### RECORDED INFORMATION

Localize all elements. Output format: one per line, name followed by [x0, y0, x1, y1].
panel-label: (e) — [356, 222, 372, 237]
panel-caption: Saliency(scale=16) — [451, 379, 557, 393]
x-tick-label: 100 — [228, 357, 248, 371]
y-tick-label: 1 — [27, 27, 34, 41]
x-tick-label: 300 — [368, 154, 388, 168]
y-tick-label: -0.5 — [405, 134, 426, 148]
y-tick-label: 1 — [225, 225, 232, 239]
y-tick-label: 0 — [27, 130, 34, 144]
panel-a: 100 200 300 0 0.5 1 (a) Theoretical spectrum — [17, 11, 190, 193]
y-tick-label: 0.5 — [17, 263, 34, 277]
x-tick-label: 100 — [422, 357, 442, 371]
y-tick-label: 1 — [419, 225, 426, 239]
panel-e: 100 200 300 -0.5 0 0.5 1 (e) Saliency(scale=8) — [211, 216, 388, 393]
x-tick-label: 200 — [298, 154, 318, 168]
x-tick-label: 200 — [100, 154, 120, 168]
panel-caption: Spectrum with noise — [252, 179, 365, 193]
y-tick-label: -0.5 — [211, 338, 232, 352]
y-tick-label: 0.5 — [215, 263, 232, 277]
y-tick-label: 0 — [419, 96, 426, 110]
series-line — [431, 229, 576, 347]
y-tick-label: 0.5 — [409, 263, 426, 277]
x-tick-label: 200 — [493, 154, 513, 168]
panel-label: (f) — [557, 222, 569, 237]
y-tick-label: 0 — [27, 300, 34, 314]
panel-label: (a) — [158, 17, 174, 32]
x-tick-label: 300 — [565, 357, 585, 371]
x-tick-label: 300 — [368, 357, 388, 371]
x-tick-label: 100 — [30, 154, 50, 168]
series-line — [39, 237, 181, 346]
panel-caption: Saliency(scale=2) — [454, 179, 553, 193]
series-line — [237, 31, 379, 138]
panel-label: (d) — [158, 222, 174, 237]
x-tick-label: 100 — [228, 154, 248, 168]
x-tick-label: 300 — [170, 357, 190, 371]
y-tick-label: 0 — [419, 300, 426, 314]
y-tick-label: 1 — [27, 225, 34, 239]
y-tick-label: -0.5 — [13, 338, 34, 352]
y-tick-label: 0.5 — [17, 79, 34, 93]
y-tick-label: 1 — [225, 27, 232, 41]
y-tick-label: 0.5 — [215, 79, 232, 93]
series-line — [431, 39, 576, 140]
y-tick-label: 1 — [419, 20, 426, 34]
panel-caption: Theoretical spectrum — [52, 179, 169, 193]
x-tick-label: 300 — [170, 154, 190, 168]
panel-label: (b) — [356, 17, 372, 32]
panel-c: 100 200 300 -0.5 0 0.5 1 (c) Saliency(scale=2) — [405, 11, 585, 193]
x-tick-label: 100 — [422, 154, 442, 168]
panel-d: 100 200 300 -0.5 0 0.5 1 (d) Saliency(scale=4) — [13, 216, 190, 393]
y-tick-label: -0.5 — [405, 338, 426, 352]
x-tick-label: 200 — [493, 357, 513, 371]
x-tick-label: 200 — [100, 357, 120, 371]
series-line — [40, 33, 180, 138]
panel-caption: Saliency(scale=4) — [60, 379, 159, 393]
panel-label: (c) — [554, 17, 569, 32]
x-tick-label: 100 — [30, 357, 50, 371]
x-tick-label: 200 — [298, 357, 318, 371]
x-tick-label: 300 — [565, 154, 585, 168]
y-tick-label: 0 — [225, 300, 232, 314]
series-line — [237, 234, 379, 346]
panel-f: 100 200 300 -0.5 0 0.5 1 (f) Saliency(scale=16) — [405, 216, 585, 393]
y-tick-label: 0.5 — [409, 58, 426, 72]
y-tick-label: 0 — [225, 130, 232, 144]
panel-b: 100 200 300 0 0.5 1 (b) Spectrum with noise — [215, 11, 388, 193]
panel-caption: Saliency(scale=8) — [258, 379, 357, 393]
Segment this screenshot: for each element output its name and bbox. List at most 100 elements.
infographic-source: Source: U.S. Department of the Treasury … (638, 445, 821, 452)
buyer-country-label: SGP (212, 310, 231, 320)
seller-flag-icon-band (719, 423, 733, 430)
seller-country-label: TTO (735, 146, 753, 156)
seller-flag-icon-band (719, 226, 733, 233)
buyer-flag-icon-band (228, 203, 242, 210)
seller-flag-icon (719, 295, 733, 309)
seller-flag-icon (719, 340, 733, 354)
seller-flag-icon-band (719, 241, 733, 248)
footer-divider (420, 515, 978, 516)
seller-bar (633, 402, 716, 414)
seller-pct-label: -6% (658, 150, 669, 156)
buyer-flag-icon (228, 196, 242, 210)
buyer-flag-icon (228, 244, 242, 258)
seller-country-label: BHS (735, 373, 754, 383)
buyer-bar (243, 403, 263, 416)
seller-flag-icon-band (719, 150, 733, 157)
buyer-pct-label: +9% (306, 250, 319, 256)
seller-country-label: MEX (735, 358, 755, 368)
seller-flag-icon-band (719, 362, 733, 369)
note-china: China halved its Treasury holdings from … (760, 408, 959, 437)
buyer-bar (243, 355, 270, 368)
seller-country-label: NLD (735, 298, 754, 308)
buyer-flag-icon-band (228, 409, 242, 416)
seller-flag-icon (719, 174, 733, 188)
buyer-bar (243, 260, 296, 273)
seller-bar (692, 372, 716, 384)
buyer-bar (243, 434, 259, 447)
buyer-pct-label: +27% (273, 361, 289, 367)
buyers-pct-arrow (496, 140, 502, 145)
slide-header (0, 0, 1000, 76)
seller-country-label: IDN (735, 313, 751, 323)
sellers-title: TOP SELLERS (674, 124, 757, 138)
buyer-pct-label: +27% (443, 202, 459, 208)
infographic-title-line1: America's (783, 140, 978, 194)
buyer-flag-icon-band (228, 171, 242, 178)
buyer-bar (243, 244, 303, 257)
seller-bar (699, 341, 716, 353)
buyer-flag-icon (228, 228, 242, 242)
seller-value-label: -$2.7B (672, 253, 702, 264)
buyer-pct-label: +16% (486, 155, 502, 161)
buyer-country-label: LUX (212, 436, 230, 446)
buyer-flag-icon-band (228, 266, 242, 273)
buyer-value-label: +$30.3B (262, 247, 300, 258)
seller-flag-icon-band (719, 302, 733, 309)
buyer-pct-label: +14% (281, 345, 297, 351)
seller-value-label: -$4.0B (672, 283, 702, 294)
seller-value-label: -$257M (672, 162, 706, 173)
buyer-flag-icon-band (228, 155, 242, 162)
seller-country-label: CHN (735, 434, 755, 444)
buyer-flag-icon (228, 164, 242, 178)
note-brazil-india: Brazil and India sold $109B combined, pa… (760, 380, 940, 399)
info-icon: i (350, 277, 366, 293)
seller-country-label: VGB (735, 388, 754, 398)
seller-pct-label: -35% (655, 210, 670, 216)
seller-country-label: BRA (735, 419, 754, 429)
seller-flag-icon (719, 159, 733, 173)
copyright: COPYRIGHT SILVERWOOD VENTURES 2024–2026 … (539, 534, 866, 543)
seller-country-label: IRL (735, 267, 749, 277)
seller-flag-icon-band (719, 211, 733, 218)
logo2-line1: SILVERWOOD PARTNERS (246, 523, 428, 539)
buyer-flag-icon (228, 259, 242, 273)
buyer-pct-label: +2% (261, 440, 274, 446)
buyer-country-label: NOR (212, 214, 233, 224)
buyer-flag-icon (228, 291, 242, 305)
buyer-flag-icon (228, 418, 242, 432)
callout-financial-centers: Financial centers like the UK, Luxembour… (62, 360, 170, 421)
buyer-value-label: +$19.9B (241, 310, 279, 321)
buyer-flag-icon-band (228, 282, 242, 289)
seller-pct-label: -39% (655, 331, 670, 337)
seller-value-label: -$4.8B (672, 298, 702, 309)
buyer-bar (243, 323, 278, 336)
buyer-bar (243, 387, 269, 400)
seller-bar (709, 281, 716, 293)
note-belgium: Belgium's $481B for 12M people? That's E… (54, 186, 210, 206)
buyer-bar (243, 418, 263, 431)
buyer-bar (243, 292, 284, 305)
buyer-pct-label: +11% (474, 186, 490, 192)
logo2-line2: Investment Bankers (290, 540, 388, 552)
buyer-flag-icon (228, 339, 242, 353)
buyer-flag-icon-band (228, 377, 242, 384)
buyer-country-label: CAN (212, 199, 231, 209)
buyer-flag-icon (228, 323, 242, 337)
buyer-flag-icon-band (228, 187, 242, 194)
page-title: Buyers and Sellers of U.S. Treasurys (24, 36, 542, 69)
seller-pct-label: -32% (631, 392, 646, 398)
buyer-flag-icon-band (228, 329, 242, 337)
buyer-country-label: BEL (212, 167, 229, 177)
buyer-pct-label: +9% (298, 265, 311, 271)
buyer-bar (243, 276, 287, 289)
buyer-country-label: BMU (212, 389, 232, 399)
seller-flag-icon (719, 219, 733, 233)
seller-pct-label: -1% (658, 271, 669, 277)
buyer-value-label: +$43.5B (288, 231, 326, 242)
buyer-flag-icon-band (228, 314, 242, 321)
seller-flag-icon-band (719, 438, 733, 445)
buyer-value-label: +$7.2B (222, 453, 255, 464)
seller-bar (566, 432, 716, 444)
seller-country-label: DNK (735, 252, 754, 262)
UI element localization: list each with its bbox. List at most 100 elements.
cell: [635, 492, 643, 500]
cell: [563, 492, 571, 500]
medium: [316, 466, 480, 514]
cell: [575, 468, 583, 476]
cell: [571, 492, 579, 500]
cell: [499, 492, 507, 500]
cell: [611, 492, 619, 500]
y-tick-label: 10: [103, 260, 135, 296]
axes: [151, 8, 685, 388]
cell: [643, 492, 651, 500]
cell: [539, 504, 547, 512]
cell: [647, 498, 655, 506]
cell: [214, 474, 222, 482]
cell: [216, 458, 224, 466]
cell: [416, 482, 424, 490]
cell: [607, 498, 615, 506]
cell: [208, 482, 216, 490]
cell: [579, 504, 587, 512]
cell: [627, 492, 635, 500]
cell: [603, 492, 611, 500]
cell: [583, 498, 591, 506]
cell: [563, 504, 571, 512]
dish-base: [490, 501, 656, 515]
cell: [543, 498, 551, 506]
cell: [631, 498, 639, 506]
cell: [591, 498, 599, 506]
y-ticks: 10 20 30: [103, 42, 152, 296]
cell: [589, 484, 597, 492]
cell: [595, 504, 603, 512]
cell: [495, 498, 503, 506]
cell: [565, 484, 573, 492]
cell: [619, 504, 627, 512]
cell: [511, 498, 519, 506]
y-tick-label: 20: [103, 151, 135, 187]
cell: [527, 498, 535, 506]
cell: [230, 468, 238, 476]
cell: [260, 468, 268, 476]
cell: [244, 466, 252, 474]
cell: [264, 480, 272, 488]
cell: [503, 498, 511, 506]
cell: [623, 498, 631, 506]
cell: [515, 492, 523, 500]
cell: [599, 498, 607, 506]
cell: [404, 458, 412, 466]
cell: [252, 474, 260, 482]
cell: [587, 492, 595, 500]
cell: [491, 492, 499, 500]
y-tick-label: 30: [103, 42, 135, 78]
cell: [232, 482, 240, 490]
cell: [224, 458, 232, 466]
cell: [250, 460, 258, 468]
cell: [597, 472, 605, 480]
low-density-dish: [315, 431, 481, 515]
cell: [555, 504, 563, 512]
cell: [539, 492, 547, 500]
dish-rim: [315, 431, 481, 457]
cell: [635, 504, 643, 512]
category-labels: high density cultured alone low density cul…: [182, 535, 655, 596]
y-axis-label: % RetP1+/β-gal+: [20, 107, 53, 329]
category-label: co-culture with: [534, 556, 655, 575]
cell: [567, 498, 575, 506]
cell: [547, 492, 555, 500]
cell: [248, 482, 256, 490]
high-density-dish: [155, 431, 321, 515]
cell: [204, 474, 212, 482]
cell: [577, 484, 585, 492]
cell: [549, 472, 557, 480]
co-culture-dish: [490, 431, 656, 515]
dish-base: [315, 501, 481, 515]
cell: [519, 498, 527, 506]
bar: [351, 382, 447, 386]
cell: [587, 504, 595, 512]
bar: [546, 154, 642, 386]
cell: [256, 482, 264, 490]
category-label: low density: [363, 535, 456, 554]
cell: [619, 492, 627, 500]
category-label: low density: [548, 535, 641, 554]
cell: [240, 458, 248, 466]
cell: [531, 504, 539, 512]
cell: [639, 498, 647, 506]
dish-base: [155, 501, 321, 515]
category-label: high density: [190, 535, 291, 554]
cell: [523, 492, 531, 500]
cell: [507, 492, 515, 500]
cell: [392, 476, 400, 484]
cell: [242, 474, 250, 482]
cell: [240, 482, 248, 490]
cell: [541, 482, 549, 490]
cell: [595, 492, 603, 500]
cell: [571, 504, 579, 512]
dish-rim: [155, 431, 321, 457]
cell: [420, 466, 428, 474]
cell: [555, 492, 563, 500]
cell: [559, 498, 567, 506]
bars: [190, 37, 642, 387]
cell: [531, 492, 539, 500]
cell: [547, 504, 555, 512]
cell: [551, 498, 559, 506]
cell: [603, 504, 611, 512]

### WHAT THE TASK ASKS
Rewrite the items from the first line up to and including the line with "panel-a: 100 200", switching each "x-tick-label" to "horizontal-tick-label" and leaving everything else unchanged. Return only those lines.

### RESPONSE BELOW
Localize all elements. Output format: one per line, name followed by [x0, y0, x1, y1].
panel-label: (e) — [356, 222, 372, 237]
panel-caption: Saliency(scale=16) — [451, 379, 557, 393]
horizontal-tick-label: 100 — [228, 357, 248, 371]
y-tick-label: 1 — [27, 27, 34, 41]
horizontal-tick-label: 300 — [368, 154, 388, 168]
y-tick-label: -0.5 — [405, 134, 426, 148]
y-tick-label: 1 — [225, 225, 232, 239]
y-tick-label: 0 — [27, 130, 34, 144]
panel-a: 100 200 300 0 0.5 1 (a) Theoretical spectrum — [17, 11, 190, 193]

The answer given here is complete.